DESCRIPTION OF THE TASK: Select the lines below containing the word "صورت".

EXTRACTED ENTRIES:
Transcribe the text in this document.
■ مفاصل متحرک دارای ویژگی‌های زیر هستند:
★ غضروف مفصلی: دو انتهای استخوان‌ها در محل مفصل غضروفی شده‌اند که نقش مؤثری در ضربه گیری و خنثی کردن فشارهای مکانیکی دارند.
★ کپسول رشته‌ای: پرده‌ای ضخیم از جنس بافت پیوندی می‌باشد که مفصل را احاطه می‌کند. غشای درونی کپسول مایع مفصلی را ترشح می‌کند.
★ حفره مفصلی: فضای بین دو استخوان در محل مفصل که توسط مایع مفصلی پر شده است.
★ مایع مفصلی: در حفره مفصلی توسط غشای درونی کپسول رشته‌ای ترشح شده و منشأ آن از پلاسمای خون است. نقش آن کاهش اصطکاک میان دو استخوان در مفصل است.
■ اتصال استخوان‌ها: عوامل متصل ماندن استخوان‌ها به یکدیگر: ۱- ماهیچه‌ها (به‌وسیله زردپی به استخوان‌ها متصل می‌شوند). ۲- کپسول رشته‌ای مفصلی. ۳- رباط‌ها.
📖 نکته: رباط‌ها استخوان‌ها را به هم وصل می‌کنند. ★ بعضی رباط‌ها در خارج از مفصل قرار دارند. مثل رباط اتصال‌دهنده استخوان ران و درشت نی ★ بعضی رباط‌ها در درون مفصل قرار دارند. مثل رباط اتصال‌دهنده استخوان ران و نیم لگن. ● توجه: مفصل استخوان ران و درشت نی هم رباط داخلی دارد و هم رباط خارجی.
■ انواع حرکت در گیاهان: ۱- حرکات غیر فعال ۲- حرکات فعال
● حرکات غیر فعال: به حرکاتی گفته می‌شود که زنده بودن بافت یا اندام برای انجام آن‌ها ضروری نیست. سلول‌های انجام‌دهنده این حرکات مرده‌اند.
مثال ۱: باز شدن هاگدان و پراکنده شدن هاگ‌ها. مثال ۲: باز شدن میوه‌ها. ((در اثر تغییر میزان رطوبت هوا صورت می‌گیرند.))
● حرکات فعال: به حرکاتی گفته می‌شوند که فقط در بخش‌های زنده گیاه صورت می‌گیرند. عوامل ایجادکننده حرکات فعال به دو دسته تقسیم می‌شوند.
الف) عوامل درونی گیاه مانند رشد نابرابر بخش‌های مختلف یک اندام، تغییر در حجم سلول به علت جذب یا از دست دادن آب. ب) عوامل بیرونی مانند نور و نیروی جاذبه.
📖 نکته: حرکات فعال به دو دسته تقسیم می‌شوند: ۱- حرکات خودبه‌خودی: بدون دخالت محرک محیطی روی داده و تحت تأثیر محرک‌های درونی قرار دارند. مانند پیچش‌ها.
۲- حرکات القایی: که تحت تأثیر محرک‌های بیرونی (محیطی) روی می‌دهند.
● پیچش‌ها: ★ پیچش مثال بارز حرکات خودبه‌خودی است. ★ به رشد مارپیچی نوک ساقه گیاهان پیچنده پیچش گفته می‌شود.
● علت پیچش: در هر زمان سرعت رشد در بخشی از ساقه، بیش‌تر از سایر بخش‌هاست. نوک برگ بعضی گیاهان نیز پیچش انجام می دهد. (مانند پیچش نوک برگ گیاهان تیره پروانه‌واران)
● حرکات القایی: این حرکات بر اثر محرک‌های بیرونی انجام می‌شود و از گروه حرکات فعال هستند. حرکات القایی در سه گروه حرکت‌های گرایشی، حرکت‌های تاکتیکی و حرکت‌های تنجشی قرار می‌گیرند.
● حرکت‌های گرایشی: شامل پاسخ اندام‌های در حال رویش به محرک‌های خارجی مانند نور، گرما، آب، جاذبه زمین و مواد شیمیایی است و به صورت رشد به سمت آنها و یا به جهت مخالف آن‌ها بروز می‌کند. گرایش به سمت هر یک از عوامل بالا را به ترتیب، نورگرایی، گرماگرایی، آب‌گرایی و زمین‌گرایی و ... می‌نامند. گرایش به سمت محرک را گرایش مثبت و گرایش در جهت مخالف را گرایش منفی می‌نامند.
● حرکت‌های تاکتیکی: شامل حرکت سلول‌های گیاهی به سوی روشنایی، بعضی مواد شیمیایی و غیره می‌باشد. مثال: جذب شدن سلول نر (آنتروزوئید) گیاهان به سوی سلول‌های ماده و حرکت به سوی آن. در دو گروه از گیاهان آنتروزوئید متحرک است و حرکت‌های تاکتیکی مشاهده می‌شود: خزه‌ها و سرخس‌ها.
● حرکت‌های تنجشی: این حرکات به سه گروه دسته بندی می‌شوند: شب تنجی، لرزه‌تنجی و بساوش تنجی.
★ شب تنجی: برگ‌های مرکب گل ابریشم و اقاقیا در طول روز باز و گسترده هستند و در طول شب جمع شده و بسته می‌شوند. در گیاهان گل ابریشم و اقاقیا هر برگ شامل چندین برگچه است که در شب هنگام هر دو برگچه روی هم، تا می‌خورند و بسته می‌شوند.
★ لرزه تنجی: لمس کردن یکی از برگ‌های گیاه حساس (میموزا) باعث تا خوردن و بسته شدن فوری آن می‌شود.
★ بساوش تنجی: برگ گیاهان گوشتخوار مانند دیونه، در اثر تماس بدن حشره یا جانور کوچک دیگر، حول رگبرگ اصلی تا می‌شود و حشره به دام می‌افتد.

SOLUTION FOR THIS TASK:
مثال ۱: باز شدن هاگدان و پراکنده شدن هاگ‌ها. مثال ۲: باز شدن میوه‌ها. ((در اثر تغییر میزان رطوبت هوا صورت می‌گیرند.))
● حرکات فعال: به حرکاتی گفته می‌شوند که فقط در بخش‌های زنده گیاه صورت می‌گیرند. عوامل ایجادکننده حرکات فعال به دو دسته تقسیم می‌شوند.
● حرکت‌های گرایشی: شامل پاسخ اندام‌های در حال رویش به محرک‌های خارجی مانند نور، گرما، آب، جاذبه زمین و مواد شیمیایی است و به صورت رشد به سمت آنها و یا به جهت مخالف آن‌ها بروز می‌کند. گرایش به سمت هر یک از عوامل بالا را به ترتیب، نورگرایی، گرماگرایی، آب‌گرایی و زمین‌گرایی و ... می‌نامند. گرایش به سمت محرک را گرایش مثبت و گرایش در جهت مخالف را گرایش منفی می‌نامند.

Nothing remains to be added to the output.